◆ Directive
Copy the data below word for word, from the line with "localize each UI" up to and including the line with "bar (184, 64, 248, 512)". Leave out the pictures.

◆ Material

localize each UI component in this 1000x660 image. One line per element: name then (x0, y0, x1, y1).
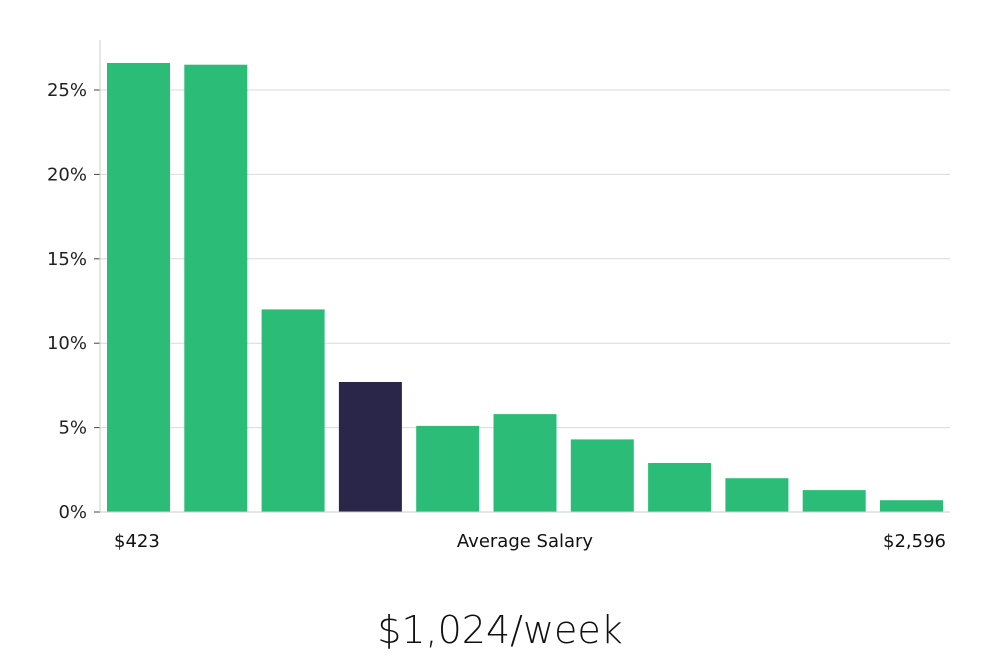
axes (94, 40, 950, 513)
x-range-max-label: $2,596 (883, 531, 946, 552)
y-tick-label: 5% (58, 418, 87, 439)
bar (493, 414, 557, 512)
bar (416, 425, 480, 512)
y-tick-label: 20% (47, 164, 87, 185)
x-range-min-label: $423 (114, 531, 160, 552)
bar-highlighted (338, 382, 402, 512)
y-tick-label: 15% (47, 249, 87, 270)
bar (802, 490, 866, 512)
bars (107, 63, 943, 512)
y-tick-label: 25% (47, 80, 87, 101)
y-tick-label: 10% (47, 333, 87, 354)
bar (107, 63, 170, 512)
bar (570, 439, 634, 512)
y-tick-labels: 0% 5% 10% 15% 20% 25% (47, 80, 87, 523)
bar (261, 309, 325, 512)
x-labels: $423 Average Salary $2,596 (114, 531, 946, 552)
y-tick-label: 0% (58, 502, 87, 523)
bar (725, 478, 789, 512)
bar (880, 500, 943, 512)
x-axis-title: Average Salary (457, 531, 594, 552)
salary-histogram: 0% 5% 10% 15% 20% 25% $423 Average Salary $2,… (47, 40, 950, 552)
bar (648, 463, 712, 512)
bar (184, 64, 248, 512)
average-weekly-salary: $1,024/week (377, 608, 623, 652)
---
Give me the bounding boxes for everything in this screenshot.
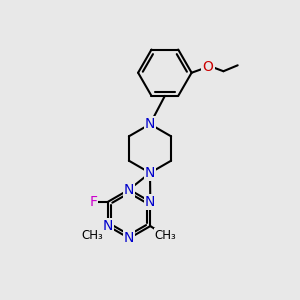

◆ Worked answer
localize each UI component in this 1000x660 image. One line per element: name then (x0, y0, x1, y1).
axes (94, 40, 950, 513)
x-range-max-label: $2,596 (883, 531, 946, 552)
y-tick-label: 5% (58, 418, 87, 439)
bar (493, 414, 557, 512)
bar (416, 425, 480, 512)
y-tick-label: 20% (47, 164, 87, 185)
x-range-min-label: $423 (114, 531, 160, 552)
bar-highlighted (338, 382, 402, 512)
y-tick-label: 15% (47, 249, 87, 270)
bar (802, 490, 866, 512)
bars (107, 63, 943, 512)
y-tick-label: 25% (47, 80, 87, 101)
y-tick-label: 10% (47, 333, 87, 354)
bar (107, 63, 170, 512)
bar (570, 439, 634, 512)
y-tick-labels: 0% 5% 10% 15% 20% 25% (47, 80, 87, 523)
bar (261, 309, 325, 512)
x-labels: $423 Average Salary $2,596 (114, 531, 946, 552)
y-tick-label: 0% (58, 502, 87, 523)
bar (725, 478, 789, 512)
bar (880, 500, 943, 512)
x-axis-title: Average Salary (457, 531, 594, 552)
salary-histogram: 0% 5% 10% 15% 20% 25% $423 Average Salary $2,… (47, 40, 950, 552)
bar (648, 463, 712, 512)
bar (184, 64, 248, 512)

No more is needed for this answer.